(Dataset listings of figures)
++++++++++++++++++++

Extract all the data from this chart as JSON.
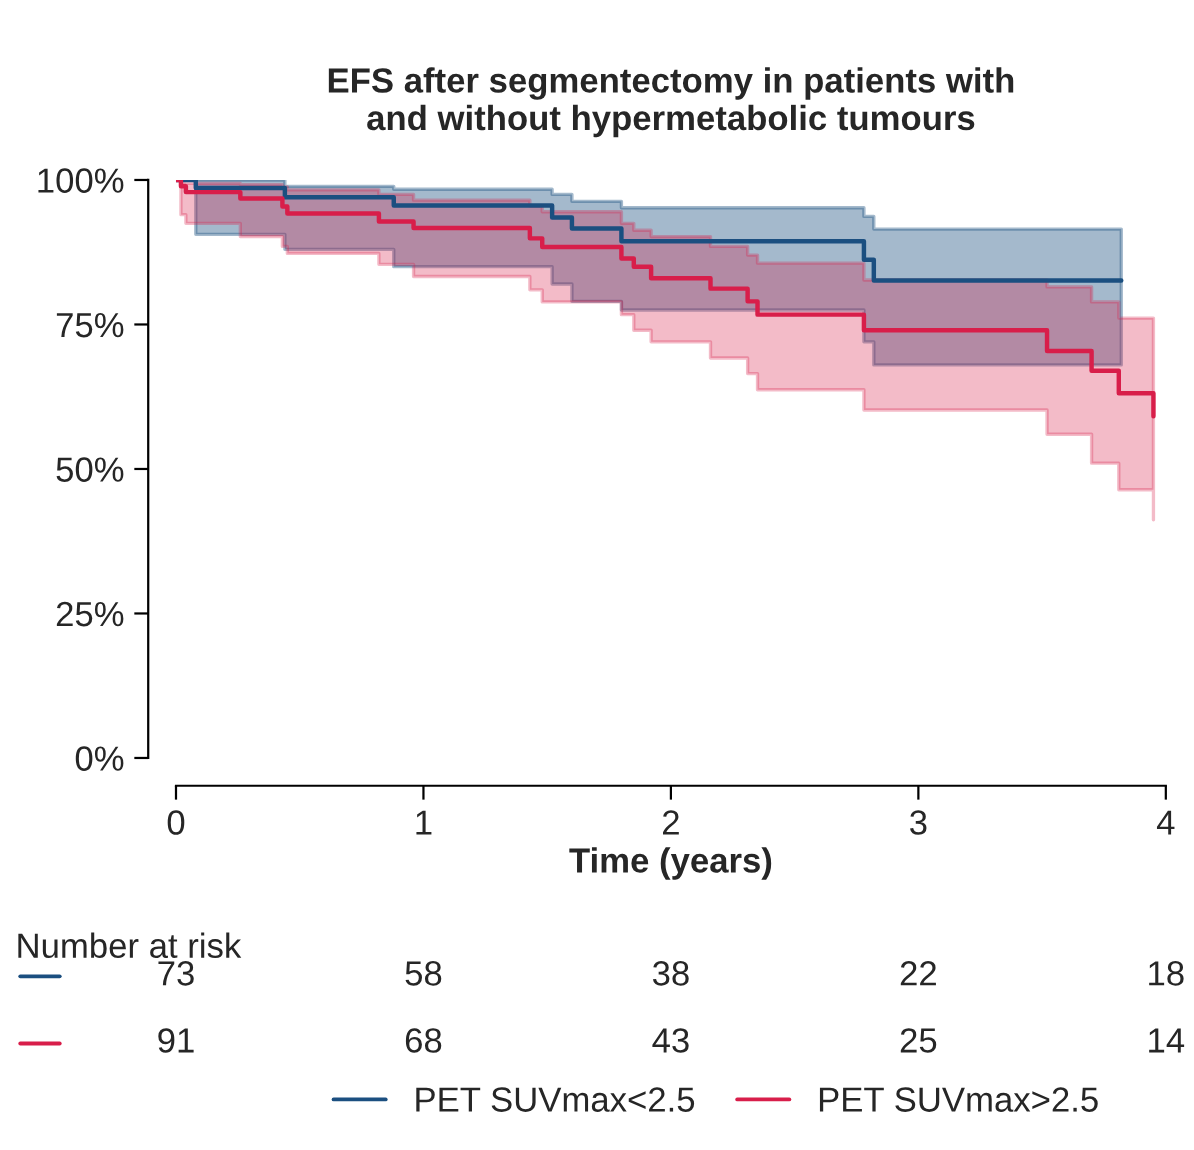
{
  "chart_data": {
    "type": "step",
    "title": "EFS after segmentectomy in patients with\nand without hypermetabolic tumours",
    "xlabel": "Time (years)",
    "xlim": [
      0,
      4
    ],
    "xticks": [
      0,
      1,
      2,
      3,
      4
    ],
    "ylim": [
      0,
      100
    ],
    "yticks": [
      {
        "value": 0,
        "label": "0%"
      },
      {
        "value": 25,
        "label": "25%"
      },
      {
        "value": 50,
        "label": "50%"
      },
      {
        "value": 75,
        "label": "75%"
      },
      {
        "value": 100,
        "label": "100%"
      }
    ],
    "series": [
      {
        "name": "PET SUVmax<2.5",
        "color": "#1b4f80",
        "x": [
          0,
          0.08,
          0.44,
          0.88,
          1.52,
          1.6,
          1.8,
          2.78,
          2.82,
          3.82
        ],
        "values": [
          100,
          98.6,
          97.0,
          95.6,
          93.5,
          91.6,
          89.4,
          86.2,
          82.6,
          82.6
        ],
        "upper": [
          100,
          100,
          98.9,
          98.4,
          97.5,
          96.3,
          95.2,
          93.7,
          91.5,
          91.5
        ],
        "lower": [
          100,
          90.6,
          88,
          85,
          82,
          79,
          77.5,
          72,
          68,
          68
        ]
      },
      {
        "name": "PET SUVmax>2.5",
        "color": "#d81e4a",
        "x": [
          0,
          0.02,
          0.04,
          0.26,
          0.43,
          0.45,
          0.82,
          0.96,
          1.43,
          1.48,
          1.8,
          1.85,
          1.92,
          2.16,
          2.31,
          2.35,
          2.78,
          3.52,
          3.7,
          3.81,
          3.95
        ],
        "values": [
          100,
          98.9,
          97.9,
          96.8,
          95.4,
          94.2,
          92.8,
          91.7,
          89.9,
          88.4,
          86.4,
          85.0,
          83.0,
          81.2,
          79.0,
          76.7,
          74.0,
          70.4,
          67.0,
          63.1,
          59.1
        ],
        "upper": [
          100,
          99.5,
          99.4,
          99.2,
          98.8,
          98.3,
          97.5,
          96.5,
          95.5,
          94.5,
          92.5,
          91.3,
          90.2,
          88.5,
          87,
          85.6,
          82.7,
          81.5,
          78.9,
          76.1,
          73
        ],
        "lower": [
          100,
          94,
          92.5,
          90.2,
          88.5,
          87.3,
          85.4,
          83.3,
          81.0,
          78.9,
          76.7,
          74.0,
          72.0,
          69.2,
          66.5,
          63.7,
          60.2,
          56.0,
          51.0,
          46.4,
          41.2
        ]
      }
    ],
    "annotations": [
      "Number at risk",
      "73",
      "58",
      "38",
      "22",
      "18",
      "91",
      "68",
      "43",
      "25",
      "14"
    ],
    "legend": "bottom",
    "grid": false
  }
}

++++++++++++++++++++

▶ **Your task**: Write out the entries again, word for word. No images.

▶ **Written answer**:
Extract all the data from this chart as JSON.
{
  "chart_data": {
    "type": "step",
    "title": "EFS after segmentectomy in patients with\nand without hypermetabolic tumours",
    "xlabel": "Time (years)",
    "xlim": [
      0,
      4
    ],
    "xticks": [
      0,
      1,
      2,
      3,
      4
    ],
    "ylim": [
      0,
      100
    ],
    "yticks": [
      {
        "value": 0,
        "label": "0%"
      },
      {
        "value": 25,
        "label": "25%"
      },
      {
        "value": 50,
        "label": "50%"
      },
      {
        "value": 75,
        "label": "75%"
      },
      {
        "value": 100,
        "label": "100%"
      }
    ],
    "series": [
      {
        "name": "PET SUVmax<2.5",
        "color": "#1b4f80",
        "x": [
          0,
          0.08,
          0.44,
          0.88,
          1.52,
          1.6,
          1.8,
          2.78,
          2.82,
          3.82
        ],
        "values": [
          100,
          98.6,
          97.0,
          95.6,
          93.5,
          91.6,
          89.4,
          86.2,
          82.6,
          82.6
        ],
        "upper": [
          100,
          100,
          98.9,
          98.4,
          97.5,
          96.3,
          95.2,
          93.7,
          91.5,
          91.5
        ],
        "lower": [
          100,
          90.6,
          88,
          85,
          82,
          79,
          77.5,
          72,
          68,
          68
        ]
      },
      {
        "name": "PET SUVmax>2.5",
        "color": "#d81e4a",
        "x": [
          0,
          0.02,
          0.04,
          0.26,
          0.43,
          0.45,
          0.82,
          0.96,
          1.43,
          1.48,
          1.8,
          1.85,
          1.92,
          2.16,
          2.31,
          2.35,
          2.78,
          3.52,
          3.7,
          3.81,
          3.95
        ],
        "values": [
          100,
          98.9,
          97.9,
          96.8,
          95.4,
          94.2,
          92.8,
          91.7,
          89.9,
          88.4,
          86.4,
          85.0,
          83.0,
          81.2,
          79.0,
          76.7,
          74.0,
          70.4,
          67.0,
          63.1,
          59.1
        ],
        "upper": [
          100,
          99.5,
          99.4,
          99.2,
          98.8,
          98.3,
          97.5,
          96.5,
          95.5,
          94.5,
          92.5,
          91.3,
          90.2,
          88.5,
          87,
          85.6,
          82.7,
          81.5,
          78.9,
          76.1,
          73
        ],
        "lower": [
          100,
          94,
          92.5,
          90.2,
          88.5,
          87.3,
          85.4,
          83.3,
          81.0,
          78.9,
          76.7,
          74.0,
          72.0,
          69.2,
          66.5,
          63.7,
          60.2,
          56.0,
          51.0,
          46.4,
          41.2
        ]
      }
    ],
    "annotations": [
      "Number at risk",
      "73",
      "58",
      "38",
      "22",
      "18",
      "91",
      "68",
      "43",
      "25",
      "14"
    ],
    "legend": "bottom",
    "grid": false
  }
}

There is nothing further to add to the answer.